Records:

┌──

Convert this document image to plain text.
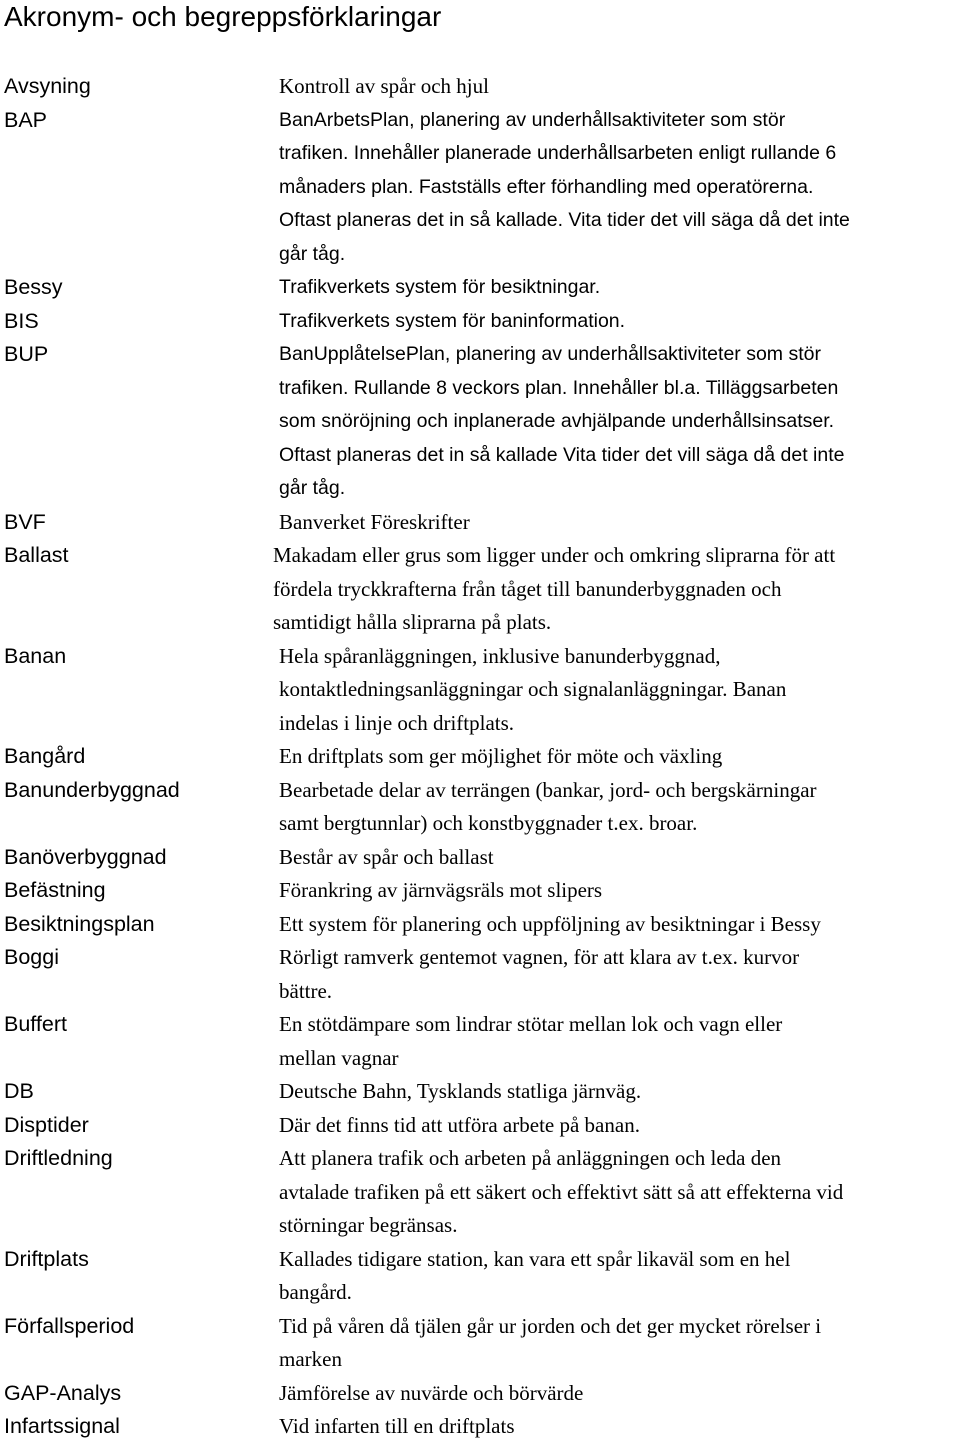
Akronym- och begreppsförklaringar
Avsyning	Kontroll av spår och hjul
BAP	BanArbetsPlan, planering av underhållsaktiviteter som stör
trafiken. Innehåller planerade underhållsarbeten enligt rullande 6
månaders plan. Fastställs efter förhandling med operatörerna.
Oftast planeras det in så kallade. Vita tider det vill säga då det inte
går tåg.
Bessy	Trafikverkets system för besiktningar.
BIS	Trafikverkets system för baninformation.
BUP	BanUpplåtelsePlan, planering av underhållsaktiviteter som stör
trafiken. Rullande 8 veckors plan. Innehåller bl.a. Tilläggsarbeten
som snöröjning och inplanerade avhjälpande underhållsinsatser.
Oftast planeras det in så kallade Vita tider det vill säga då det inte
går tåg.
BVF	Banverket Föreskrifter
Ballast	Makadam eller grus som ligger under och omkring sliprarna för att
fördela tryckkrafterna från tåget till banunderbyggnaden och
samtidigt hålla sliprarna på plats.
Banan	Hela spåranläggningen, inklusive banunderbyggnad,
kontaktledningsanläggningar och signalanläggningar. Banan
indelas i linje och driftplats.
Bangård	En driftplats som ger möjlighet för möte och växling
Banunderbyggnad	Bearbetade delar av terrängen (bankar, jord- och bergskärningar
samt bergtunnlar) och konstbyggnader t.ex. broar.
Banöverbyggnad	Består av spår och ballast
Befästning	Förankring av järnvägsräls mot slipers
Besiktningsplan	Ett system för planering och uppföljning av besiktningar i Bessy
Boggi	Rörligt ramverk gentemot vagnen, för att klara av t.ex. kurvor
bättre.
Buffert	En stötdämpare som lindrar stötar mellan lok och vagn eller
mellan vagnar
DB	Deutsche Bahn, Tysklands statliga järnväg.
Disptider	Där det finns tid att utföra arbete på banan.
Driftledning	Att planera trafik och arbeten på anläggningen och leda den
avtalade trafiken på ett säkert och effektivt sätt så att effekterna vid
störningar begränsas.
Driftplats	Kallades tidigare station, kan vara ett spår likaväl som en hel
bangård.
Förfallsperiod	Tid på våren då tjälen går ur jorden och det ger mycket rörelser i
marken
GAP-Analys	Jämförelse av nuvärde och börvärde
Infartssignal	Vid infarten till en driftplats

└──
┌──

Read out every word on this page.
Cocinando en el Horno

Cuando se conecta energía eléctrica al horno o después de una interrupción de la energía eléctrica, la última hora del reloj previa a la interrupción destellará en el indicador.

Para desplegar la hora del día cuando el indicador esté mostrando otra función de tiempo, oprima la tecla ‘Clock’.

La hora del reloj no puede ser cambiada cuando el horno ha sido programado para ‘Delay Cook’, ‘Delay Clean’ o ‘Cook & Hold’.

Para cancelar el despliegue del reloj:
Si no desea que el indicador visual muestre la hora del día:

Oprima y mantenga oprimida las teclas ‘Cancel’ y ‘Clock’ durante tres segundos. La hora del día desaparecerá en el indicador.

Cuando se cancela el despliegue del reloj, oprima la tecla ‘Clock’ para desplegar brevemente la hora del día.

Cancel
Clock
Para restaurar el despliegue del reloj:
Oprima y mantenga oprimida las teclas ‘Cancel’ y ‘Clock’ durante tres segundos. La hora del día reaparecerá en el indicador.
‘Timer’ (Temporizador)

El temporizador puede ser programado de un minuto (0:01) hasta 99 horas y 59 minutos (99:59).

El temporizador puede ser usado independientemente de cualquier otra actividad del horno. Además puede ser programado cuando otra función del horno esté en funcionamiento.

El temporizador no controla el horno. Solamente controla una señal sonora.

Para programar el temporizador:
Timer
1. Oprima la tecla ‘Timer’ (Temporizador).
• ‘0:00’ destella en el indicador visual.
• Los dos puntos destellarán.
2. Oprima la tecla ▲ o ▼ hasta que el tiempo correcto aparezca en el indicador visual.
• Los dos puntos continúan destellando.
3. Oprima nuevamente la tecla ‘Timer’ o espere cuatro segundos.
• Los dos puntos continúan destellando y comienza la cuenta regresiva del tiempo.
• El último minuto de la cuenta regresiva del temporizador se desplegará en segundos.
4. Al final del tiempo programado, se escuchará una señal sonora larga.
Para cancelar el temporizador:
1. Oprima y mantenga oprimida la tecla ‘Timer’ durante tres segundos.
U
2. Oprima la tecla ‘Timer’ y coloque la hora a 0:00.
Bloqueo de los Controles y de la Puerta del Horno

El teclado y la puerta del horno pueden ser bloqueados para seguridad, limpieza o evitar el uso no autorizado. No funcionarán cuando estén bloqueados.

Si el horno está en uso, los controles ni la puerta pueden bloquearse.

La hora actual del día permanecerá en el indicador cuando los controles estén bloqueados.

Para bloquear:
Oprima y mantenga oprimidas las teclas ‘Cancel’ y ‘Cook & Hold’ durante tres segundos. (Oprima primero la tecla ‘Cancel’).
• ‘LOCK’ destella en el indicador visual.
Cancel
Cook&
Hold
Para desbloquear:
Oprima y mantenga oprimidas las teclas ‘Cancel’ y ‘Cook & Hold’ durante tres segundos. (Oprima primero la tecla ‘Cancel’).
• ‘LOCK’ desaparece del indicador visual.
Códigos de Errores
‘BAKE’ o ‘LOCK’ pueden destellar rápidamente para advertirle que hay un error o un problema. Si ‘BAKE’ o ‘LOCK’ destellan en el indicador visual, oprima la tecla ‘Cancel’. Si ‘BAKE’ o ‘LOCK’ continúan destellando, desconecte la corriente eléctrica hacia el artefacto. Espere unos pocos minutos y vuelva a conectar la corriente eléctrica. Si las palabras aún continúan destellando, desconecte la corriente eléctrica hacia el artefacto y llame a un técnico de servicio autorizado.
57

└──
┌──

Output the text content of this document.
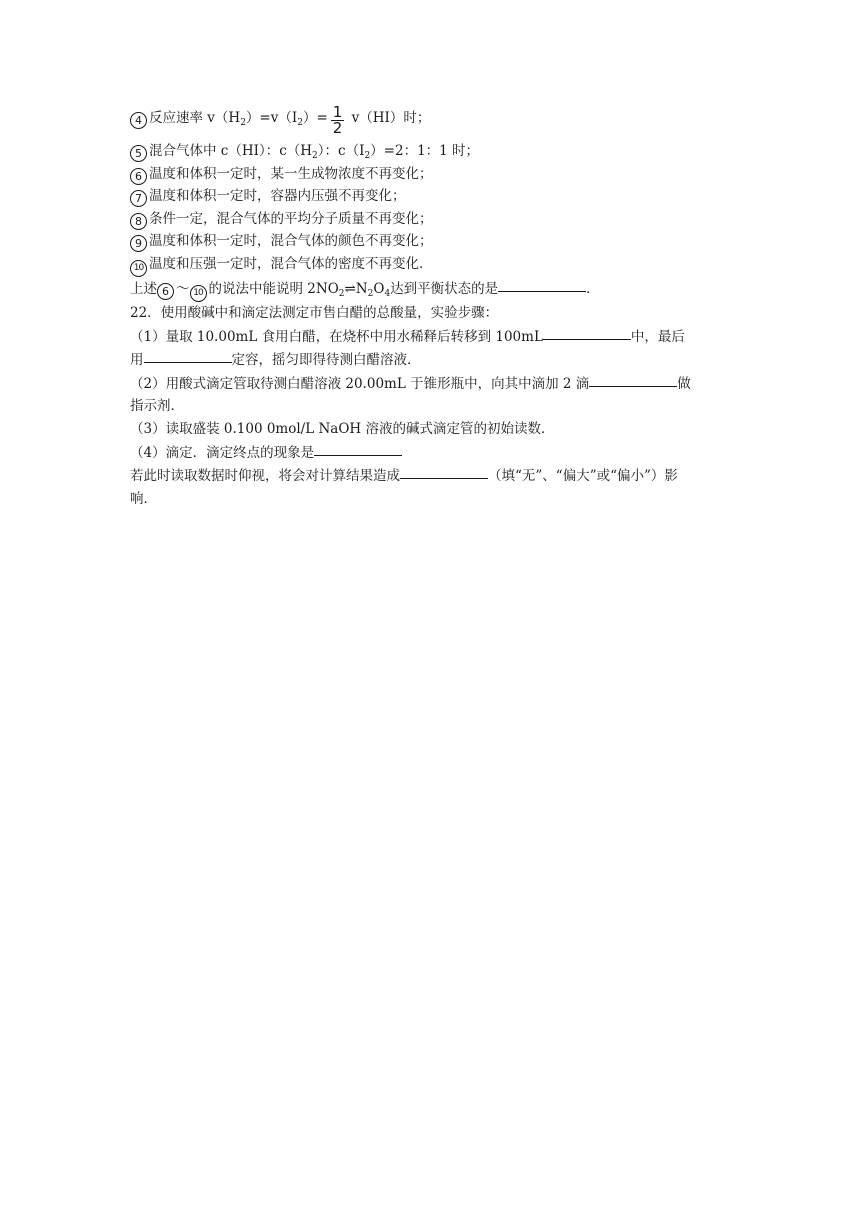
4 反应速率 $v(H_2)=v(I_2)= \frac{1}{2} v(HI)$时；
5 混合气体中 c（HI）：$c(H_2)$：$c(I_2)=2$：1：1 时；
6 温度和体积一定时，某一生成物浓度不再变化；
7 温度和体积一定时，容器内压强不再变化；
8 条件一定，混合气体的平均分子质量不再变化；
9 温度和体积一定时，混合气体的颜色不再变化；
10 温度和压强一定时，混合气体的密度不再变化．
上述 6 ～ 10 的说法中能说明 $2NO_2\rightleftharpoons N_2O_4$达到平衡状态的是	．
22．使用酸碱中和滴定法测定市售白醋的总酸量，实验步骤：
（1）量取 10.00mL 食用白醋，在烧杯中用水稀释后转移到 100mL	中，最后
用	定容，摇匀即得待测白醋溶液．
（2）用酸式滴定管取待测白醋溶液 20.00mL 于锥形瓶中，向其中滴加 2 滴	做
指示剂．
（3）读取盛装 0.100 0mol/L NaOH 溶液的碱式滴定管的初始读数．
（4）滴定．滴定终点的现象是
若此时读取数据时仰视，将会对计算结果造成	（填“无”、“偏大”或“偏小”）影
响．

└──

- **Exercise description**:
Scan the material for lines with the word "destellando", and copy each line you find.

- **Output**:
• Los dos puntos continúan destellando.
• Los dos puntos continúan destellando y comienza la cuenta regresiva del tiempo.
‘BAKE’ o ‘LOCK’ pueden destellar rápidamente para advertirle que hay un error o un problema. Si ‘BAKE’ o ‘LOCK’ destellan en el indicador visual, oprima la tecla ‘Cancel’. Si ‘BAKE’ o ‘LOCK’ continúan destellando, desconecte la corriente eléctrica hacia el artefacto. Espere unos pocos minutos y vuelva a conectar la corriente eléctrica. Si las palabras aún continúan destellando, desconecte la corriente eléctrica hacia el artefacto y llame a un técnico de servicio autorizado.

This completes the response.